§ **TASK OBJECTIVE**:
Output the data below in full, byte for byte. Nothing may differ.
>> Start DATASET CONTENT
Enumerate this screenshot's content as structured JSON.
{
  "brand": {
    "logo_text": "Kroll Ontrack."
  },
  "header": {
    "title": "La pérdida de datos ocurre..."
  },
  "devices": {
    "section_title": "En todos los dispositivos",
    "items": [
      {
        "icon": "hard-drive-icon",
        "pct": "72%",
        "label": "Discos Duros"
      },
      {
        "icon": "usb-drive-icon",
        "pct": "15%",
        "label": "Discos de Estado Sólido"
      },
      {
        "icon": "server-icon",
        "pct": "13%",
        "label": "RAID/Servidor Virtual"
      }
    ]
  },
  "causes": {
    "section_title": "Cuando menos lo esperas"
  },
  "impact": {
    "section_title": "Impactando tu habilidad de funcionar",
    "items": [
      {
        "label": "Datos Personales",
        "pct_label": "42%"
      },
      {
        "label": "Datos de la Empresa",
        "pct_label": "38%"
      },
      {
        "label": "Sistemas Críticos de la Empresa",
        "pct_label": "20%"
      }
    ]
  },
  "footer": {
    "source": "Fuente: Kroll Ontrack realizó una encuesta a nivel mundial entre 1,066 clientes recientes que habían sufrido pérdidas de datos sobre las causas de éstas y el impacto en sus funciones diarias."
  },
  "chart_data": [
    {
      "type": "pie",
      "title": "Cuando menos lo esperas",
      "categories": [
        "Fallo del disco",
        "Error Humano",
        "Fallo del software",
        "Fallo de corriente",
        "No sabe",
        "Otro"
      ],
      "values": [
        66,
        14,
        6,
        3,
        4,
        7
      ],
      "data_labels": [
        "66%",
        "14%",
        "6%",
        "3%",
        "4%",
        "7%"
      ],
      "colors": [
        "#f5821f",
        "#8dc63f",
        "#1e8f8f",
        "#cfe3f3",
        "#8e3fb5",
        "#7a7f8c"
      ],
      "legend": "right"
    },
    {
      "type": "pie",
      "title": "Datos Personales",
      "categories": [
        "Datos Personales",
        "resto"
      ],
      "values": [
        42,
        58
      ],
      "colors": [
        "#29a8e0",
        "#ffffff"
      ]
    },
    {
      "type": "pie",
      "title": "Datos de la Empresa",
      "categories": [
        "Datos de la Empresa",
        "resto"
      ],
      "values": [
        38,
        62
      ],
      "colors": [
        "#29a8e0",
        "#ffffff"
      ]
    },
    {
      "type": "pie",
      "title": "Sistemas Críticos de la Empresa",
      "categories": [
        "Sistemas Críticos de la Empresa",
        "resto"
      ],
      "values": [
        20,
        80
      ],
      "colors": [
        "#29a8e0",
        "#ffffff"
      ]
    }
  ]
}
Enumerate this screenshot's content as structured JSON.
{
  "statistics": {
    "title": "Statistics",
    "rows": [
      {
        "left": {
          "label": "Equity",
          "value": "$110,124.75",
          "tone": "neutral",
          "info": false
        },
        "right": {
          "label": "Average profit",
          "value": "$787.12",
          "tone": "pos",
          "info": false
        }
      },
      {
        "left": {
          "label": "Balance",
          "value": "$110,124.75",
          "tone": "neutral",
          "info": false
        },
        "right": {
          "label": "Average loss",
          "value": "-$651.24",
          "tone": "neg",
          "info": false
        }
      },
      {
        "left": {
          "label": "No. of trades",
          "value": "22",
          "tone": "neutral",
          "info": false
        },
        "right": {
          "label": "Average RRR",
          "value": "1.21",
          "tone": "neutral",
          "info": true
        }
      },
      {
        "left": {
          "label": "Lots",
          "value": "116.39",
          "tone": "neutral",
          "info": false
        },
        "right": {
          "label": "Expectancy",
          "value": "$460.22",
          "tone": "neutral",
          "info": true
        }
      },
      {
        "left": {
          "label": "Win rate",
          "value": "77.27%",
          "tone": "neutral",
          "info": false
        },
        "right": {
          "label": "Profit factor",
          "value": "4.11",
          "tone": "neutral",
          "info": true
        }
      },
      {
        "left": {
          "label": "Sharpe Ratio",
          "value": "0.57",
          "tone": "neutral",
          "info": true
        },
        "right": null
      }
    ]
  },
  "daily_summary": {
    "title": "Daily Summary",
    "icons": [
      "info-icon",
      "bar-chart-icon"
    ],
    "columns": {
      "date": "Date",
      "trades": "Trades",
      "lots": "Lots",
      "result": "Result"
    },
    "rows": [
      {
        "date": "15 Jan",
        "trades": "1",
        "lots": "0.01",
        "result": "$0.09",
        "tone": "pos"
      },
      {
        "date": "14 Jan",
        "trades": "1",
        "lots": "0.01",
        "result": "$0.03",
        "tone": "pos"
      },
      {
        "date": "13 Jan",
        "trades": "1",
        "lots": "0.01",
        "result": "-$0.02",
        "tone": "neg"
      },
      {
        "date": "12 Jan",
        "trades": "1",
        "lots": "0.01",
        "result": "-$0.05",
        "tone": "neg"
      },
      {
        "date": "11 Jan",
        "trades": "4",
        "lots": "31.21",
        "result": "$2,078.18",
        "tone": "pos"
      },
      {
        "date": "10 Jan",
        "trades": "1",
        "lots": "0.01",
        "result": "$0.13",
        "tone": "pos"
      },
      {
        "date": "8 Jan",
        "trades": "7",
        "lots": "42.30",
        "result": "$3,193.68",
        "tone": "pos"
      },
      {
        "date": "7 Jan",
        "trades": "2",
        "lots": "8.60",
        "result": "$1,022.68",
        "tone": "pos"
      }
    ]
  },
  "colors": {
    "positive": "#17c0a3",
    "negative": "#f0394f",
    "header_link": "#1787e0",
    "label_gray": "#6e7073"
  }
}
>> End DATASET CONTENT
§ **TASK OUTPUT**:
Enumerate this screenshot's content as structured JSON.
{
  "brand": {
    "logo_text": "Kroll Ontrack."
  },
  "header": {
    "title": "La pérdida de datos ocurre..."
  },
  "devices": {
    "section_title": "En todos los dispositivos",
    "items": [
      {
        "icon": "hard-drive-icon",
        "pct": "72%",
        "label": "Discos Duros"
      },
      {
        "icon": "usb-drive-icon",
        "pct": "15%",
        "label": "Discos de Estado Sólido"
      },
      {
        "icon": "server-icon",
        "pct": "13%",
        "label": "RAID/Servidor Virtual"
      }
    ]
  },
  "causes": {
    "section_title": "Cuando menos lo esperas"
  },
  "impact": {
    "section_title": "Impactando tu habilidad de funcionar",
    "items": [
      {
        "label": "Datos Personales",
        "pct_label": "42%"
      },
      {
        "label": "Datos de la Empresa",
        "pct_label": "38%"
      },
      {
        "label": "Sistemas Críticos de la Empresa",
        "pct_label": "20%"
      }
    ]
  },
  "footer": {
    "source": "Fuente: Kroll Ontrack realizó una encuesta a nivel mundial entre 1,066 clientes recientes que habían sufrido pérdidas de datos sobre las causas de éstas y el impacto en sus funciones diarias."
  },
  "chart_data": [
    {
      "type": "pie",
      "title": "Cuando menos lo esperas",
      "categories": [
        "Fallo del disco",
        "Error Humano",
        "Fallo del software",
        "Fallo de corriente",
        "No sabe",
        "Otro"
      ],
      "values": [
        66,
        14,
        6,
        3,
        4,
        7
      ],
      "data_labels": [
        "66%",
        "14%",
        "6%",
        "3%",
        "4%",
        "7%"
      ],
      "colors": [
        "#f5821f",
        "#8dc63f",
        "#1e8f8f",
        "#cfe3f3",
        "#8e3fb5",
        "#7a7f8c"
      ],
      "legend": "right"
    },
    {
      "type": "pie",
      "title": "Datos Personales",
      "categories": [
        "Datos Personales",
        "resto"
      ],
      "values": [
        42,
        58
      ],
      "colors": [
        "#29a8e0",
        "#ffffff"
      ]
    },
    {
      "type": "pie",
      "title": "Datos de la Empresa",
      "categories": [
        "Datos de la Empresa",
        "resto"
      ],
      "values": [
        38,
        62
      ],
      "colors": [
        "#29a8e0",
        "#ffffff"
      ]
    },
    {
      "type": "pie",
      "title": "Sistemas Críticos de la Empresa",
      "categories": [
        "Sistemas Críticos de la Empresa",
        "resto"
      ],
      "values": [
        20,
        80
      ],
      "colors": [
        "#29a8e0",
        "#ffffff"
      ]
    }
  ]
}
Enumerate this screenshot's content as structured JSON.
{
  "statistics": {
    "title": "Statistics",
    "rows": [
      {
        "left": {
          "label": "Equity",
          "value": "$110,124.75",
          "tone": "neutral",
          "info": false
        },
        "right": {
          "label": "Average profit",
          "value": "$787.12",
          "tone": "pos",
          "info": false
        }
      },
      {
        "left": {
          "label": "Balance",
          "value": "$110,124.75",
          "tone": "neutral",
          "info": false
        },
        "right": {
          "label": "Average loss",
          "value": "-$651.24",
          "tone": "neg",
          "info": false
        }
      },
      {
        "left": {
          "label": "No. of trades",
          "value": "22",
          "tone": "neutral",
          "info": false
        },
        "right": {
          "label": "Average RRR",
          "value": "1.21",
          "tone": "neutral",
          "info": true
        }
      },
      {
        "left": {
          "label": "Lots",
          "value": "116.39",
          "tone": "neutral",
          "info": false
        },
        "right": {
          "label": "Expectancy",
          "value": "$460.22",
          "tone": "neutral",
          "info": true
        }
      },
      {
        "left": {
          "label": "Win rate",
          "value": "77.27%",
          "tone": "neutral",
          "info": false
        },
        "right": {
          "label": "Profit factor",
          "value": "4.11",
          "tone": "neutral",
          "info": true
        }
      },
      {
        "left": {
          "label": "Sharpe Ratio",
          "value": "0.57",
          "tone": "neutral",
          "info": true
        },
        "right": null
      }
    ]
  },
  "daily_summary": {
    "title": "Daily Summary",
    "icons": [
      "info-icon",
      "bar-chart-icon"
    ],
    "columns": {
      "date": "Date",
      "trades": "Trades",
      "lots": "Lots",
      "result": "Result"
    },
    "rows": [
      {
        "date": "15 Jan",
        "trades": "1",
        "lots": "0.01",
        "result": "$0.09",
        "tone": "pos"
      },
      {
        "date": "14 Jan",
        "trades": "1",
        "lots": "0.01",
        "result": "$0.03",
        "tone": "pos"
      },
      {
        "date": "13 Jan",
        "trades": "1",
        "lots": "0.01",
        "result": "-$0.02",
        "tone": "neg"
      },
      {
        "date": "12 Jan",
        "trades": "1",
        "lots": "0.01",
        "result": "-$0.05",
        "tone": "neg"
      },
      {
        "date": "11 Jan",
        "trades": "4",
        "lots": "31.21",
        "result": "$2,078.18",
        "tone": "pos"
      },
      {
        "date": "10 Jan",
        "trades": "1",
        "lots": "0.01",
        "result": "$0.13",
        "tone": "pos"
      },
      {
        "date": "8 Jan",
        "trades": "7",
        "lots": "42.30",
        "result": "$3,193.68",
        "tone": "pos"
      },
      {
        "date": "7 Jan",
        "trades": "2",
        "lots": "8.60",
        "result": "$1,022.68",
        "tone": "pos"
      }
    ]
  },
  "colors": {
    "positive": "#17c0a3",
    "negative": "#f0394f",
    "header_link": "#1787e0",
    "label_gray": "#6e7073"
  }
}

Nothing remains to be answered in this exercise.